**Task prompt:**
Filter this data down to the lines that hold "结尾的名词", and copy them.
— START OF Data in this exercise —
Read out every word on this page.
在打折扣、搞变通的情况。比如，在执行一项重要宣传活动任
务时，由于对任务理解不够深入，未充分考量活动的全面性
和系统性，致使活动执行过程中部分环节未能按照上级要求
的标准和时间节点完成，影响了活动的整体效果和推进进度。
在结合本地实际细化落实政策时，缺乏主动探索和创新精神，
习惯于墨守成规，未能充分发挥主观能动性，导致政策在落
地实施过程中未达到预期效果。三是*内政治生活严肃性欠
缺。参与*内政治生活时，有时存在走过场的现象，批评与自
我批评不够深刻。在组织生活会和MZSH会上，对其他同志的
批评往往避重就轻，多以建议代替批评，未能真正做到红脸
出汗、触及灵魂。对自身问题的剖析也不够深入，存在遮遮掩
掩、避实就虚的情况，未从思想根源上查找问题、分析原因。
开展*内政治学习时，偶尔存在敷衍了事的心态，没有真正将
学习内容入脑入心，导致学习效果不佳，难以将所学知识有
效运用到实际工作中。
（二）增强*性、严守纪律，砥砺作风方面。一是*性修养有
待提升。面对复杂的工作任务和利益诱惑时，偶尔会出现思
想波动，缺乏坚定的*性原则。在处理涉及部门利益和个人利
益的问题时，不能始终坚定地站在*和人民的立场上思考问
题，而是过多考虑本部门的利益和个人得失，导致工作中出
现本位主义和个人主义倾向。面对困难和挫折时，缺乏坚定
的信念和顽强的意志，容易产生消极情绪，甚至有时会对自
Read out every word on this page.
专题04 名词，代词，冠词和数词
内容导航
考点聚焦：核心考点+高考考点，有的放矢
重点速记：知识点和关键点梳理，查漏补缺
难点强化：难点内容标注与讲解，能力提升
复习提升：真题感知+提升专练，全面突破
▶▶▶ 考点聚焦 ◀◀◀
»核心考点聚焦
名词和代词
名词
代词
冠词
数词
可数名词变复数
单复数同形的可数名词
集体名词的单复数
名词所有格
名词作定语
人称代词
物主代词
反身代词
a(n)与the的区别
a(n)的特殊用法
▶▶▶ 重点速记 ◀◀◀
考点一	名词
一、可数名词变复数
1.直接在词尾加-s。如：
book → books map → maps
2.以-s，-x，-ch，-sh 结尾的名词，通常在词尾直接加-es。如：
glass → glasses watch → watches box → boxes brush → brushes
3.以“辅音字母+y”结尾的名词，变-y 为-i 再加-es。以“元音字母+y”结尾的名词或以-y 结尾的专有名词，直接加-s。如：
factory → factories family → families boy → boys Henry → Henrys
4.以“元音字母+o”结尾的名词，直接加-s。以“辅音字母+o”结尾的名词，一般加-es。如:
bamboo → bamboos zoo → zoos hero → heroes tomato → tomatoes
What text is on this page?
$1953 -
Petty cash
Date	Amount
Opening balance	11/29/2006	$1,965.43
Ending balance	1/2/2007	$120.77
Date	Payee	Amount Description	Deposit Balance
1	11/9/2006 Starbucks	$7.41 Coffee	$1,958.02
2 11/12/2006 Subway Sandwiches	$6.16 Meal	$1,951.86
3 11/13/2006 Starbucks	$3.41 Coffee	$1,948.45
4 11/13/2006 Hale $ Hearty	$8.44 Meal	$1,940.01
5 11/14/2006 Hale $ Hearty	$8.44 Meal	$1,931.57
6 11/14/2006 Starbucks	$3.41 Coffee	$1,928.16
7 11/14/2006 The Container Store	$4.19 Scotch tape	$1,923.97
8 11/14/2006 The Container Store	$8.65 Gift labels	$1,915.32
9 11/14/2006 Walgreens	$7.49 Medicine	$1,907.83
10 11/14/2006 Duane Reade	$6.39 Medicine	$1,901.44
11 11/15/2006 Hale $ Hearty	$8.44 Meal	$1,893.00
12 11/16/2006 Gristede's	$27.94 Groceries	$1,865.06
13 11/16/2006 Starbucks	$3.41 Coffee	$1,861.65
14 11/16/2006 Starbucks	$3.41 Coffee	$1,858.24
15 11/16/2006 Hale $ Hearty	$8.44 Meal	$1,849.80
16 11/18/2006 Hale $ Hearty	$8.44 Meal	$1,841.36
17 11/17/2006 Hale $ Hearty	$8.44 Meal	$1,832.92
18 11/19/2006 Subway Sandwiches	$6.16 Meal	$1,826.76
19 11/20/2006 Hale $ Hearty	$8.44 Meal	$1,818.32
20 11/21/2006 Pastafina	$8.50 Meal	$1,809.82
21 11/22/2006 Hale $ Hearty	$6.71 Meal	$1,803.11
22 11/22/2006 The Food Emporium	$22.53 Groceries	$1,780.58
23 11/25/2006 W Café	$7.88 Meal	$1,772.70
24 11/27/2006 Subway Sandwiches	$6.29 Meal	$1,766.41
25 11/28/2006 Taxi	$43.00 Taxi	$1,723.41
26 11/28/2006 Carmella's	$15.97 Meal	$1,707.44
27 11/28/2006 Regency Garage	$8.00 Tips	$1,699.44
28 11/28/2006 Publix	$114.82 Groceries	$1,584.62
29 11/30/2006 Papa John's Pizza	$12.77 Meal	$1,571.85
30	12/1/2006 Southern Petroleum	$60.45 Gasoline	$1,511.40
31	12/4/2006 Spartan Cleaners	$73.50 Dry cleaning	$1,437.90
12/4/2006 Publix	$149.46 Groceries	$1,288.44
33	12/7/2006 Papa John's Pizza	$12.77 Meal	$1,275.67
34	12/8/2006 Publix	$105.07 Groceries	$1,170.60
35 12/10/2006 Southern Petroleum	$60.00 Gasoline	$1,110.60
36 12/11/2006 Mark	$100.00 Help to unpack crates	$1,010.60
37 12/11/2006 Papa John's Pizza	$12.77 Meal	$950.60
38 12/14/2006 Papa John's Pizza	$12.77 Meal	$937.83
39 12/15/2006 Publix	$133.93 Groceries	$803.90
— END OF Data in this exercise —
**Task response:**
2.以-s，-x，-ch，-sh 结尾的名词，通常在词尾直接加-es。如：
3.以“辅音字母+y”结尾的名词，变-y 为-i 再加-es。以“元音字母+y”结尾的名词或以-y 结尾的专有名词，直接加-s。如：
4.以“元音字母+o”结尾的名词，直接加-s。以“辅音字母+o”结尾的名词，一般加-es。如:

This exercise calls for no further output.